* **TO DO**
Start with the line containing "Transcribe this image's" and write out each line through the end of the listing, exactly as given.

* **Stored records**
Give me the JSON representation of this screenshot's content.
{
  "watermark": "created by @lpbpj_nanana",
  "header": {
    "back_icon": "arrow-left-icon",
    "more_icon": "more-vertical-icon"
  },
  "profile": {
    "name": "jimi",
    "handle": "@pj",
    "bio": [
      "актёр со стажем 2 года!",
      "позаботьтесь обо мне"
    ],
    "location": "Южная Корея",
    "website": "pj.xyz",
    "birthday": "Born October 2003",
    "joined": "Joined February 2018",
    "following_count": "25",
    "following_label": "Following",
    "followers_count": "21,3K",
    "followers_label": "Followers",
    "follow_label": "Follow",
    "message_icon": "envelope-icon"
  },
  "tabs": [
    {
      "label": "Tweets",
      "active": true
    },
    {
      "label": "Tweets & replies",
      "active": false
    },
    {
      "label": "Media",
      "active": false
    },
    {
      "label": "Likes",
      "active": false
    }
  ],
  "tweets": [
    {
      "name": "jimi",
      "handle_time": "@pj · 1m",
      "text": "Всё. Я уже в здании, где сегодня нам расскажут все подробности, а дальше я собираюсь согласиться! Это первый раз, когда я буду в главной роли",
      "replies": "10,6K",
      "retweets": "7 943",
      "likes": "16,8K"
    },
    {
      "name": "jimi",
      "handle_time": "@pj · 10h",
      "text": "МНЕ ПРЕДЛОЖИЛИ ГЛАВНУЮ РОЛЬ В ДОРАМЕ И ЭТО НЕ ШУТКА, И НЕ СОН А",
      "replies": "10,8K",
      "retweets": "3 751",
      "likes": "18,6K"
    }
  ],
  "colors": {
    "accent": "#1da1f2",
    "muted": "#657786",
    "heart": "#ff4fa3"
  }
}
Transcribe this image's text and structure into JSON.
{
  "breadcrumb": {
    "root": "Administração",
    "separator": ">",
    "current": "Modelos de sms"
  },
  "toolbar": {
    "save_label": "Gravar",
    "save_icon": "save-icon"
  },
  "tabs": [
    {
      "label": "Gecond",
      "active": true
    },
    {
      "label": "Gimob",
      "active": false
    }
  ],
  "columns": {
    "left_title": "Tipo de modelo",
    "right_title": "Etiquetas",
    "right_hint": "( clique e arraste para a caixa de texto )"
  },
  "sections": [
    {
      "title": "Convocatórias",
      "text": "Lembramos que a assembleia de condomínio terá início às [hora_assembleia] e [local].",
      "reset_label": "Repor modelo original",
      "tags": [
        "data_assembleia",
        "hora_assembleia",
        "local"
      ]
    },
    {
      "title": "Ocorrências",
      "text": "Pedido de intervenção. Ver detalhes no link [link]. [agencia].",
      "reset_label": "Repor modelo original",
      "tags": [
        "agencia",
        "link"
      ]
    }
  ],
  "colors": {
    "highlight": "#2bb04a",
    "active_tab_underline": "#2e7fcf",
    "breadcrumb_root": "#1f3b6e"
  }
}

* **RESPONSE**
Transcribe this image's text and structure into JSON.
{
  "breadcrumb": {
    "root": "Administração",
    "separator": ">",
    "current": "Modelos de sms"
  },
  "toolbar": {
    "save_label": "Gravar",
    "save_icon": "save-icon"
  },
  "tabs": [
    {
      "label": "Gecond",
      "active": true
    },
    {
      "label": "Gimob",
      "active": false
    }
  ],
  "columns": {
    "left_title": "Tipo de modelo",
    "right_title": "Etiquetas",
    "right_hint": "( clique e arraste para a caixa de texto )"
  },
  "sections": [
    {
      "title": "Convocatórias",
      "text": "Lembramos que a assembleia de condomínio terá início às [hora_assembleia] e [local].",
      "reset_label": "Repor modelo original",
      "tags": [
        "data_assembleia",
        "hora_assembleia",
        "local"
      ]
    },
    {
      "title": "Ocorrências",
      "text": "Pedido de intervenção. Ver detalhes no link [link]. [agencia].",
      "reset_label": "Repor modelo original",
      "tags": [
        "agencia",
        "link"
      ]
    }
  ],
  "colors": {
    "highlight": "#2bb04a",
    "active_tab_underline": "#2e7fcf",
    "breadcrumb_root": "#1f3b6e"
  }
}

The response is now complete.